Records for the exercise:
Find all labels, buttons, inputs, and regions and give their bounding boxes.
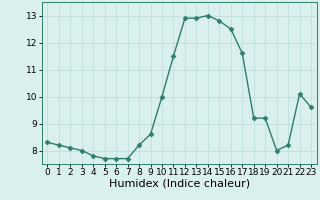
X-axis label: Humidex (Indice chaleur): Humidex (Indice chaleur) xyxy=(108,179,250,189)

==

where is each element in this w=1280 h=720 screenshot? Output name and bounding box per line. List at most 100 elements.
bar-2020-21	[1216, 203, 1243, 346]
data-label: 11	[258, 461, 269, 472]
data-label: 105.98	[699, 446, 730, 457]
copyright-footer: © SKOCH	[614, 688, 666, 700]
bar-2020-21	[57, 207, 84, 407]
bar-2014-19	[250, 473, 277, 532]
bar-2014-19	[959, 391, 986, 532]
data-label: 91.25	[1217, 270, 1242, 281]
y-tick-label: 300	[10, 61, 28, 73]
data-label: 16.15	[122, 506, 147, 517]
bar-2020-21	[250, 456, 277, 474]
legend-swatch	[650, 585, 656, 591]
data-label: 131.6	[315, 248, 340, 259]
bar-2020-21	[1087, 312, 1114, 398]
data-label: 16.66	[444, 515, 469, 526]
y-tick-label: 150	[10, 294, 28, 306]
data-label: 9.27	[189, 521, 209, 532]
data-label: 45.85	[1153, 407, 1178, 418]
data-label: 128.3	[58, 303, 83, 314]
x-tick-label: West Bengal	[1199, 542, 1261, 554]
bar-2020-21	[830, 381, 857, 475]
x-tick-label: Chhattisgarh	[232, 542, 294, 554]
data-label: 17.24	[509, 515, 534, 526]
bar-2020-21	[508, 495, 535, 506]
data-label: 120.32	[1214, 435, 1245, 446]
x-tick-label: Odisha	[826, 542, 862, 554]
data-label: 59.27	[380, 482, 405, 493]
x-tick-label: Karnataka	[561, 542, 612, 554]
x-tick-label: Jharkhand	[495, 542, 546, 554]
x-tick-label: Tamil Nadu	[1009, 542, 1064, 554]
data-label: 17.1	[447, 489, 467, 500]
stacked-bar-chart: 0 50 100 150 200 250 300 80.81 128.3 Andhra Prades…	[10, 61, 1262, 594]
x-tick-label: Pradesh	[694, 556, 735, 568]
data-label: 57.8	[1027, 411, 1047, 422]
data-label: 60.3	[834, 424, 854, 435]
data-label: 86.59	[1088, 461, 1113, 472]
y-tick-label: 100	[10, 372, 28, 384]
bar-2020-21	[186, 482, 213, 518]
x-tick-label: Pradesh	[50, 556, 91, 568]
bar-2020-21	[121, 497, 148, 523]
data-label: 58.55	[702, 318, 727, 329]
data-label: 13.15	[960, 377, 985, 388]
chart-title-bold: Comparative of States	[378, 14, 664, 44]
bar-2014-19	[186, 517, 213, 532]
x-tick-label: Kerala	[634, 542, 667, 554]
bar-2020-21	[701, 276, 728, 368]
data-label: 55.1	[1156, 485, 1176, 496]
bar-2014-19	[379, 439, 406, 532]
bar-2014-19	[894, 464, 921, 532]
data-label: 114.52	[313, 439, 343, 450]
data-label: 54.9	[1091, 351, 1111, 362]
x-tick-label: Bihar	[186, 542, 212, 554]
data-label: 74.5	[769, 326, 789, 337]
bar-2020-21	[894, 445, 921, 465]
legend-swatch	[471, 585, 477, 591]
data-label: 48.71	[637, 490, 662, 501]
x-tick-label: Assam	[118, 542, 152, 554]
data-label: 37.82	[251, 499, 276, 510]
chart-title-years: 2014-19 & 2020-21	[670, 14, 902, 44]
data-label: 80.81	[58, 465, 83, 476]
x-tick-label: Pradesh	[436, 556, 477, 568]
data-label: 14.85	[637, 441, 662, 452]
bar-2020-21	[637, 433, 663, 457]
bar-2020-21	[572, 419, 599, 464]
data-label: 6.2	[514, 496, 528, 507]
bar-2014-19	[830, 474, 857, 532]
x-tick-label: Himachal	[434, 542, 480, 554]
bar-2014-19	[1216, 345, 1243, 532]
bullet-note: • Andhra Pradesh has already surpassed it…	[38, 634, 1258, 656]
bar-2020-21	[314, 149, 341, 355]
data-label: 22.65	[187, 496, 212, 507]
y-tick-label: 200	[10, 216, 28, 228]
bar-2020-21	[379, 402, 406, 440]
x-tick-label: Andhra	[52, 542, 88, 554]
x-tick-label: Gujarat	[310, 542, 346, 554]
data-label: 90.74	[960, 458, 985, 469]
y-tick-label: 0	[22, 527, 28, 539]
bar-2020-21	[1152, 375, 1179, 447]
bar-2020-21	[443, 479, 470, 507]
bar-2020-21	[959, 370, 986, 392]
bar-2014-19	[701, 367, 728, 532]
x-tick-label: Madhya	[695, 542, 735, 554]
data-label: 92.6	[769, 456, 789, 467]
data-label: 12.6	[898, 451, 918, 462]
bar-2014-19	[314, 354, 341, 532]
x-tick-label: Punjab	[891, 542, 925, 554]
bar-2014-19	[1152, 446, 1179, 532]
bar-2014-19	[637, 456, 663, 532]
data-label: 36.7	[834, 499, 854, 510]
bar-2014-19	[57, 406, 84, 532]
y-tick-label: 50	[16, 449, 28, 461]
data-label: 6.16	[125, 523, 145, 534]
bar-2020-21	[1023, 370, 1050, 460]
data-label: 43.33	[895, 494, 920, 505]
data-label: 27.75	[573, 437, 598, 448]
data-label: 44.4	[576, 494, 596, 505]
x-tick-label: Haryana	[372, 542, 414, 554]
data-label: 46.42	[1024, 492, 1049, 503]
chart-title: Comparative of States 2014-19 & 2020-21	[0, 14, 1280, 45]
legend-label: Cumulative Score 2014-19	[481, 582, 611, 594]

To be done:
Output the material from the line containing "where is each" through the line containing "377, 985, 388]" as a two-column CSV with the columns prompt_text and response_text. Each row should pair one text with its response, each in a single quoted field with line breaks replaced by spaces.

Response to this task:
prompt_text,response_text
"where is each element in this w=1280 h=720 screenshot? Output name and bounding box per line. List at most 100 elements.","bar-2020-21	[1216, 203, 1243, 346] data-label: 11	[258, 461, 269, 472] data-label: 105.98	[699, 446, 730, 457] copyright-footer: © SKOCH	[614, 688, 666, 700] bar-2020-21	[57, 207, 84, 407] bar-2014-19	[250, 473, 277, 532] bar-2014-19	[959, 391, 986, 532] data-label: 91.25	[1217, 270, 1242, 281] y-tick-label: 300	[10, 61, 28, 73] data-label: 16.15	[122, 506, 147, 517] bar-2020-21	[250, 456, 277, 474] legend-swatch	[650, 585, 656, 591] data-label: 131.6	[315, 248, 340, 259] bar-2020-21	[1087, 312, 1114, 398] data-label: 16.66	[444, 515, 469, 526] y-tick-label: 150	[10, 294, 28, 306] data-label: 9.27	[189, 521, 209, 532] data-label: 45.85	[1153, 407, 1178, 418] data-label: 128.3	[58, 303, 83, 314] x-tick-label: West Bengal	[1199, 542, 1261, 554] bar-2020-21	[830, 381, 857, 475] x-tick-label: Chhattisgarh	[232, 542, 294, 554] data-label: 17.24	[509, 515, 534, 526] bar-2020-21	[508, 495, 535, 506] data-label: 120.32	[1214, 435, 1245, 446] x-tick-label: Odisha	[826, 542, 862, 554] data-label: 59.27	[380, 482, 405, 493] x-tick-label: Karnataka	[561, 542, 612, 554] x-tick-label: Jharkhand	[495, 542, 546, 554] x-tick-label: Tamil Nadu	[1009, 542, 1064, 554] data-label: 17.1	[447, 489, 467, 500] stacked-bar-chart: 0 50 100 150 200 250 300 80.81 128.3 Andhra Prades…	[10, 61, 1262, 594] x-tick-label: Pradesh	[694, 556, 735, 568] data-label: 57.8	[1027, 411, 1047, 422] data-label: 60.3	[834, 424, 854, 435] data-label: 86.59	[1088, 461, 1113, 472] y-tick-label: 100	[10, 372, 28, 384] bar-2020-21	[186, 482, 213, 518] x-tick-label: Pradesh	[50, 556, 91, 568] bar-2020-21	[121, 497, 148, 523] data-label: 58.55	[702, 318, 727, 329] data-label: 13.15	[960, 377, 985, 388]"